▸ DATA EXCERPTS
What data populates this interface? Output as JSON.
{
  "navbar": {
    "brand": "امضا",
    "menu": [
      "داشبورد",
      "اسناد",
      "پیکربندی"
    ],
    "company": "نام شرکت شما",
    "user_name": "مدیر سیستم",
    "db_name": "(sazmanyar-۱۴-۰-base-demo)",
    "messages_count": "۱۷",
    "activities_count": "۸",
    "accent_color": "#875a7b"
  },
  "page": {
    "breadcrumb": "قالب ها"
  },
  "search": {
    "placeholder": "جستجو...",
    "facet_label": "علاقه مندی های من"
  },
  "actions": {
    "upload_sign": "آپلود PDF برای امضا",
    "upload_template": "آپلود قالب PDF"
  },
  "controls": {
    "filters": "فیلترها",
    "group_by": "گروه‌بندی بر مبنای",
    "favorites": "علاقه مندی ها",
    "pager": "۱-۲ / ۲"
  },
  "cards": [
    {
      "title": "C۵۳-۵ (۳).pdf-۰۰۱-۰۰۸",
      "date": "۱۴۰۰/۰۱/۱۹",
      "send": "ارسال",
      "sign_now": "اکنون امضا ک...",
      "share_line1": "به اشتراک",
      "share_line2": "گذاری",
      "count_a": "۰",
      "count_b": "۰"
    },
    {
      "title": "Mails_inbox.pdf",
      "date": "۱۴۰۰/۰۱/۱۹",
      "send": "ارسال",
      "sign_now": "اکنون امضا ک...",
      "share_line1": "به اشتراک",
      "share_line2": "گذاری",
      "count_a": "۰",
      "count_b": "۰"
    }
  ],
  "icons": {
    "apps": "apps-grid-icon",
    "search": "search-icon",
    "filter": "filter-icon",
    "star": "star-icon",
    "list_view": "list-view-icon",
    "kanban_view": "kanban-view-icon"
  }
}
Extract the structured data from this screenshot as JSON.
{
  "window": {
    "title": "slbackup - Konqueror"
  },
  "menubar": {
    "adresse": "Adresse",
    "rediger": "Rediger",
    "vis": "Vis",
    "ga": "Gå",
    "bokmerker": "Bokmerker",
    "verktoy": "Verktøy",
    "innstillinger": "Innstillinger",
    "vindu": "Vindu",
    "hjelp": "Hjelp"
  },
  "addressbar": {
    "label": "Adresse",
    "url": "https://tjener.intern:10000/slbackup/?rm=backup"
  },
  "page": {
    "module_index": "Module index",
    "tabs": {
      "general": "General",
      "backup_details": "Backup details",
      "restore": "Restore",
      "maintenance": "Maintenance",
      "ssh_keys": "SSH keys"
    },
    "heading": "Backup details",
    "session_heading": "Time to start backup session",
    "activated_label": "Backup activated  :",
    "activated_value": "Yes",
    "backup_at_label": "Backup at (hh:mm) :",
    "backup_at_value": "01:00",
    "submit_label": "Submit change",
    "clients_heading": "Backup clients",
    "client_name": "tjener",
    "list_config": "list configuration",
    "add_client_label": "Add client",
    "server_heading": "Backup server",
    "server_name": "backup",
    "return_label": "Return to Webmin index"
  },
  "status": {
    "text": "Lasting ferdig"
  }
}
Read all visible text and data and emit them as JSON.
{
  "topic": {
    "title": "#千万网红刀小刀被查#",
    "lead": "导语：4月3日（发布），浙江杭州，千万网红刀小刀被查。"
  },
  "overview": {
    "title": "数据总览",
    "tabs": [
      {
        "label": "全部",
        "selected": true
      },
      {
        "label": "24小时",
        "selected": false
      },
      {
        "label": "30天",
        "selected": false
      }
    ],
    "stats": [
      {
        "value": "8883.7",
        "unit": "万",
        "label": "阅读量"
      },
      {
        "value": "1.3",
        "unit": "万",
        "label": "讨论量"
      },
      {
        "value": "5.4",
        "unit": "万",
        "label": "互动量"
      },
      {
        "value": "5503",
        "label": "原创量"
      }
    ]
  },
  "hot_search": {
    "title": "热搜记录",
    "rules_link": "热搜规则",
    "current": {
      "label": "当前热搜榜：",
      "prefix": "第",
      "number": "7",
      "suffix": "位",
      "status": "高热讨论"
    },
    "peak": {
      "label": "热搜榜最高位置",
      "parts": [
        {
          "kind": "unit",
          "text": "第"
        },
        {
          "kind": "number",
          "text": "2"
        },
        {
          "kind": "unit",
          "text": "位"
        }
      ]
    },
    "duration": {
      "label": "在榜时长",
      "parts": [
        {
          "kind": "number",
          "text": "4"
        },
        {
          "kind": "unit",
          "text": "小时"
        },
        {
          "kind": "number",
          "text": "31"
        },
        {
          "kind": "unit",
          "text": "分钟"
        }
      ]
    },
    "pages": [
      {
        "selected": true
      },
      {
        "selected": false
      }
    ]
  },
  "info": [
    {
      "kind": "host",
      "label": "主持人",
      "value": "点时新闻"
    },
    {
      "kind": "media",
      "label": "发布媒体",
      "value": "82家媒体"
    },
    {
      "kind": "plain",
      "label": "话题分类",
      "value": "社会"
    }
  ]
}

▸ GIVEN TASK
Print the entries exactly. Include every one.

▸ TASK SOLUTION
What data populates this interface? Output as JSON.
{
  "navbar": {
    "brand": "امضا",
    "menu": [
      "داشبورد",
      "اسناد",
      "پیکربندی"
    ],
    "company": "نام شرکت شما",
    "user_name": "مدیر سیستم",
    "db_name": "(sazmanyar-۱۴-۰-base-demo)",
    "messages_count": "۱۷",
    "activities_count": "۸",
    "accent_color": "#875a7b"
  },
  "page": {
    "breadcrumb": "قالب ها"
  },
  "search": {
    "placeholder": "جستجو...",
    "facet_label": "علاقه مندی های من"
  },
  "actions": {
    "upload_sign": "آپلود PDF برای امضا",
    "upload_template": "آپلود قالب PDF"
  },
  "controls": {
    "filters": "فیلترها",
    "group_by": "گروه‌بندی بر مبنای",
    "favorites": "علاقه مندی ها",
    "pager": "۱-۲ / ۲"
  },
  "cards": [
    {
      "title": "C۵۳-۵ (۳).pdf-۰۰۱-۰۰۸",
      "date": "۱۴۰۰/۰۱/۱۹",
      "send": "ارسال",
      "sign_now": "اکنون امضا ک...",
      "share_line1": "به اشتراک",
      "share_line2": "گذاری",
      "count_a": "۰",
      "count_b": "۰"
    },
    {
      "title": "Mails_inbox.pdf",
      "date": "۱۴۰۰/۰۱/۱۹",
      "send": "ارسال",
      "sign_now": "اکنون امضا ک...",
      "share_line1": "به اشتراک",
      "share_line2": "گذاری",
      "count_a": "۰",
      "count_b": "۰"
    }
  ],
  "icons": {
    "apps": "apps-grid-icon",
    "search": "search-icon",
    "filter": "filter-icon",
    "star": "star-icon",
    "list_view": "list-view-icon",
    "kanban_view": "kanban-view-icon"
  }
}
Extract the structured data from this screenshot as JSON.
{
  "window": {
    "title": "slbackup - Konqueror"
  },
  "menubar": {
    "adresse": "Adresse",
    "rediger": "Rediger",
    "vis": "Vis",
    "ga": "Gå",
    "bokmerker": "Bokmerker",
    "verktoy": "Verktøy",
    "innstillinger": "Innstillinger",
    "vindu": "Vindu",
    "hjelp": "Hjelp"
  },
  "addressbar": {
    "label": "Adresse",
    "url": "https://tjener.intern:10000/slbackup/?rm=backup"
  },
  "page": {
    "module_index": "Module index",
    "tabs": {
      "general": "General",
      "backup_details": "Backup details",
      "restore": "Restore",
      "maintenance": "Maintenance",
      "ssh_keys": "SSH keys"
    },
    "heading": "Backup details",
    "session_heading": "Time to start backup session",
    "activated_label": "Backup activated  :",
    "activated_value": "Yes",
    "backup_at_label": "Backup at (hh:mm) :",
    "backup_at_value": "01:00",
    "submit_label": "Submit change",
    "clients_heading": "Backup clients",
    "client_name": "tjener",
    "list_config": "list configuration",
    "add_client_label": "Add client",
    "server_heading": "Backup server",
    "server_name": "backup",
    "return_label": "Return to Webmin index"
  },
  "status": {
    "text": "Lasting ferdig"
  }
}
Read all visible text and data and emit them as JSON.
{
  "topic": {
    "title": "#千万网红刀小刀被查#",
    "lead": "导语：4月3日（发布），浙江杭州，千万网红刀小刀被查。"
  },
  "overview": {
    "title": "数据总览",
    "tabs": [
      {
        "label": "全部",
        "selected": true
      },
      {
        "label": "24小时",
        "selected": false
      },
      {
        "label": "30天",
        "selected": false
      }
    ],
    "stats": [
      {
        "value": "8883.7",
        "unit": "万",
        "label": "阅读量"
      },
      {
        "value": "1.3",
        "unit": "万",
        "label": "讨论量"
      },
      {
        "value": "5.4",
        "unit": "万",
        "label": "互动量"
      },
      {
        "value": "5503",
        "label": "原创量"
      }
    ]
  },
  "hot_search": {
    "title": "热搜记录",
    "rules_link": "热搜规则",
    "current": {
      "label": "当前热搜榜：",
      "prefix": "第",
      "number": "7",
      "suffix": "位",
      "status": "高热讨论"
    },
    "peak": {
      "label": "热搜榜最高位置",
      "parts": [
        {
          "kind": "unit",
          "text": "第"
        },
        {
          "kind": "number",
          "text": "2"
        },
        {
          "kind": "unit",
          "text": "位"
        }
      ]
    },
    "duration": {
      "label": "在榜时长",
      "parts": [
        {
          "kind": "number",
          "text": "4"
        },
        {
          "kind": "unit",
          "text": "小时"
        },
        {
          "kind": "number",
          "text": "31"
        },
        {
          "kind": "unit",
          "text": "分钟"
        }
      ]
    },
    "pages": [
      {
        "selected": true
      },
      {
        "selected": false
      }
    ]
  },
  "info": [
    {
      "kind": "host",
      "label": "主持人",
      "value": "点时新闻"
    },
    {
      "kind": "media",
      "label": "发布媒体",
      "value": "82家媒体"
    },
    {
      "kind": "plain",
      "label": "话题分类",
      "value": "社会"
    }
  ]
}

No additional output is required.